WHAT YOU ARE ASKED TO DO: Which lines hold the word "revisión"? Copy each of them.

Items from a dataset
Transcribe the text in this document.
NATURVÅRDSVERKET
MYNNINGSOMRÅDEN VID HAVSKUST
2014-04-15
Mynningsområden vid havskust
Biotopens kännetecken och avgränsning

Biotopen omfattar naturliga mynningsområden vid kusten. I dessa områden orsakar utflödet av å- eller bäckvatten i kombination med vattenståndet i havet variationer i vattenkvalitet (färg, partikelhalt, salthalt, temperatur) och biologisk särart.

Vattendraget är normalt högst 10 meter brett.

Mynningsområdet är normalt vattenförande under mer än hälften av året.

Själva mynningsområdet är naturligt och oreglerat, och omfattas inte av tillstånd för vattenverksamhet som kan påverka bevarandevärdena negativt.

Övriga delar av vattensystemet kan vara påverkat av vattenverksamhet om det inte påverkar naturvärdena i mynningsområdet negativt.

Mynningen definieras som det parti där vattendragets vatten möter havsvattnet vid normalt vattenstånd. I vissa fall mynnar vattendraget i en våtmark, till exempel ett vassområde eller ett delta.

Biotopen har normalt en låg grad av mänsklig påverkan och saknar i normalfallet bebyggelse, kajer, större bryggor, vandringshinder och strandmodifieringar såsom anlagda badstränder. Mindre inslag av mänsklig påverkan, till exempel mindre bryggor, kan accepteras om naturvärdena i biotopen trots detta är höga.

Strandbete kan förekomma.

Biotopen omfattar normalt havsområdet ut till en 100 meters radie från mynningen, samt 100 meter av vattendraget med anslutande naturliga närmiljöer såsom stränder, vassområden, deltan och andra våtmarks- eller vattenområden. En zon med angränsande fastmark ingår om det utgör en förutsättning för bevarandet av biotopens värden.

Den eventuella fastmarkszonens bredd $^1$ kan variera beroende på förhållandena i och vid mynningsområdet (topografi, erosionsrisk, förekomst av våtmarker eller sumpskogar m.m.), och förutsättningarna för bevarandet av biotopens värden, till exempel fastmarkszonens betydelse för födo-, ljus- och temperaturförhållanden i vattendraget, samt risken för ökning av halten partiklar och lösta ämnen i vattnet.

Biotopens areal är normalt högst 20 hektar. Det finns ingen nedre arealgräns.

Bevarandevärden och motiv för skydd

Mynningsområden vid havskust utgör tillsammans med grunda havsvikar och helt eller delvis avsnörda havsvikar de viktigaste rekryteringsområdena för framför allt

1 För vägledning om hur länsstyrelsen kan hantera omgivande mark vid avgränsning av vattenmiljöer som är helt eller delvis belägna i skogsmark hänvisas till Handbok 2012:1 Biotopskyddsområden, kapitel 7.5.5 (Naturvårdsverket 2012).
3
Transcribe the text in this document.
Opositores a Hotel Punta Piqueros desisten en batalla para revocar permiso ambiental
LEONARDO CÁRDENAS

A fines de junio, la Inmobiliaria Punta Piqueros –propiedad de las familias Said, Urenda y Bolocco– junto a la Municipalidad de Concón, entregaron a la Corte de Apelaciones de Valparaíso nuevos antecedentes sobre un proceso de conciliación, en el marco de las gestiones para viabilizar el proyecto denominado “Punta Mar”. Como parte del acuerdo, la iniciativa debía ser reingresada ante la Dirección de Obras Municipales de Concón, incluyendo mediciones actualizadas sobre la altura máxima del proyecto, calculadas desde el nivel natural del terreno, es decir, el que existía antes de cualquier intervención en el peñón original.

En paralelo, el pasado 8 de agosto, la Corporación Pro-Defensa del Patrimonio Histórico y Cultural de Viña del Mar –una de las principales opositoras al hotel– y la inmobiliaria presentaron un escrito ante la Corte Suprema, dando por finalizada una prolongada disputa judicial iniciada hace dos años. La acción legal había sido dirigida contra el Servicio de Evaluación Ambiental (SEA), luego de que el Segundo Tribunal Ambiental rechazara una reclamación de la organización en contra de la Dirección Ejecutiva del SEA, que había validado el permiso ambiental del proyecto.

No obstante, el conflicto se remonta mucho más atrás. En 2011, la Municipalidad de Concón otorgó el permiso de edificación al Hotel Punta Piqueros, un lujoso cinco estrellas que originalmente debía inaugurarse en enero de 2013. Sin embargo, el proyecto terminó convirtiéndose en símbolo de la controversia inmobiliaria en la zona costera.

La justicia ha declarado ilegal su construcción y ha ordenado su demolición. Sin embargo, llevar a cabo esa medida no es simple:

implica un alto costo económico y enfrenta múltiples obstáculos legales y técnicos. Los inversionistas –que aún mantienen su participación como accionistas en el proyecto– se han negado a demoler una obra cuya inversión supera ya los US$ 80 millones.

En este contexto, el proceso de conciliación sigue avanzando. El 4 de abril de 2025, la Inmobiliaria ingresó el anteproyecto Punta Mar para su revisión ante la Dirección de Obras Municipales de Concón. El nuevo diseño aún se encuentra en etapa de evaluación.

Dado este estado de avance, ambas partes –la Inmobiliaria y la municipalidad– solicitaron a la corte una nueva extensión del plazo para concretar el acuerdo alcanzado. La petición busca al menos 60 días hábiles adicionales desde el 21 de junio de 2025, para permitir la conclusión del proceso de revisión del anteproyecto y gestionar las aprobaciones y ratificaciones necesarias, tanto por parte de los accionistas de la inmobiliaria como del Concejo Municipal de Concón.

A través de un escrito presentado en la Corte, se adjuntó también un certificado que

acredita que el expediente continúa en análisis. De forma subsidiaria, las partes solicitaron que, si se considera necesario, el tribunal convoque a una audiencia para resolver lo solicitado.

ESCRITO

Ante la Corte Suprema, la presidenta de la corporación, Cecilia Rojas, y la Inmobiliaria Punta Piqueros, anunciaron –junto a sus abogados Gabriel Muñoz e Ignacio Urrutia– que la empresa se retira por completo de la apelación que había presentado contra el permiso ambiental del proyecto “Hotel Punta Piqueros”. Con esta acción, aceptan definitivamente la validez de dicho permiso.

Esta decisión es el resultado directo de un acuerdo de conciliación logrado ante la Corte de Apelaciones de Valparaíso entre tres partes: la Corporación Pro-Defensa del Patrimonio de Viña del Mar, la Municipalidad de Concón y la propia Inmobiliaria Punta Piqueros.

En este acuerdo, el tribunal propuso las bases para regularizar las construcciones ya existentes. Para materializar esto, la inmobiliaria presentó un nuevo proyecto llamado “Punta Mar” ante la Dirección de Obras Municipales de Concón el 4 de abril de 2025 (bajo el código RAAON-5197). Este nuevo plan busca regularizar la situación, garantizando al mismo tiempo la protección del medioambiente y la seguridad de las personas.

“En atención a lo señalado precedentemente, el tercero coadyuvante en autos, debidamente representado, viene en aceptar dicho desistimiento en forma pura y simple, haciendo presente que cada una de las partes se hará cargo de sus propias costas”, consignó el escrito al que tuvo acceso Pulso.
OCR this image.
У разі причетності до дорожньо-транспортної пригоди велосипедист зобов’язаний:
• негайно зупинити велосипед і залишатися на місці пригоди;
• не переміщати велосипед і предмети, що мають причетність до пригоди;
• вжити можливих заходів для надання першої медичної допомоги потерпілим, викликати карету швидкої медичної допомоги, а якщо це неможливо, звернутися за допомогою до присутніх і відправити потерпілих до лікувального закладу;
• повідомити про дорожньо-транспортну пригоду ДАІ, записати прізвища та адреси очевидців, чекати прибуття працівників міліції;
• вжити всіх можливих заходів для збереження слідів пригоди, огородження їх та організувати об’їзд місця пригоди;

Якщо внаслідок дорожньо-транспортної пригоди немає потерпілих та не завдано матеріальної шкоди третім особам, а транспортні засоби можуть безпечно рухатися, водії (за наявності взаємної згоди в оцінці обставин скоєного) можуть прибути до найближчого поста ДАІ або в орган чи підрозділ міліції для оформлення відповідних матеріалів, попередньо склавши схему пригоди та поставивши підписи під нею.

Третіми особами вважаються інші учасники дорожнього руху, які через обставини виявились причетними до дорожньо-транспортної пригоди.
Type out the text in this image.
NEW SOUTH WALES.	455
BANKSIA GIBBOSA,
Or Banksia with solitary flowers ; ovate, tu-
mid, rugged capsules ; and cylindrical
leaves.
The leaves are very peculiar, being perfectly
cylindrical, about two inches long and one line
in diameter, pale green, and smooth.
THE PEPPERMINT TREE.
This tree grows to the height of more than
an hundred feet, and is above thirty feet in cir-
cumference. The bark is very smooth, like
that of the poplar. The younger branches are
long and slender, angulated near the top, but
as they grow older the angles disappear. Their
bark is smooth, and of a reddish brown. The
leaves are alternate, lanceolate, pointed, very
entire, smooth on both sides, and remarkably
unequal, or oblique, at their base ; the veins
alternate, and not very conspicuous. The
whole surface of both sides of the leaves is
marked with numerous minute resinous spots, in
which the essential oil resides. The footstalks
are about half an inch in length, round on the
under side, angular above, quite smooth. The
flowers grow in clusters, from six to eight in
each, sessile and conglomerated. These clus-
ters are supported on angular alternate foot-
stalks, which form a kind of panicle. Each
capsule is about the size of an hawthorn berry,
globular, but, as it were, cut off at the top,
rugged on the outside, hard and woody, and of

EXERCISE RESULT:
En este contexto, el proceso de conciliación sigue avanzando. El 4 de abril de 2025, la Inmobiliaria ingresó el anteproyecto Punta Mar para su revisión ante la Dirección de Obras Municipales de Concón. El nuevo diseño aún se encuentra en etapa de evaluación.
Dado este estado de avance, ambas partes –la Inmobiliaria y la municipalidad– solicitaron a la corte una nueva extensión del plazo para concretar el acuerdo alcanzado. La petición busca al menos 60 días hábiles adicionales desde el 21 de junio de 2025, para permitir la conclusión del proceso de revisión del anteproyecto y gestionar las aprobaciones y ratificaciones necesarias, tanto por parte de los accionistas de la inmobiliaria como del Concejo Municipal de Concón.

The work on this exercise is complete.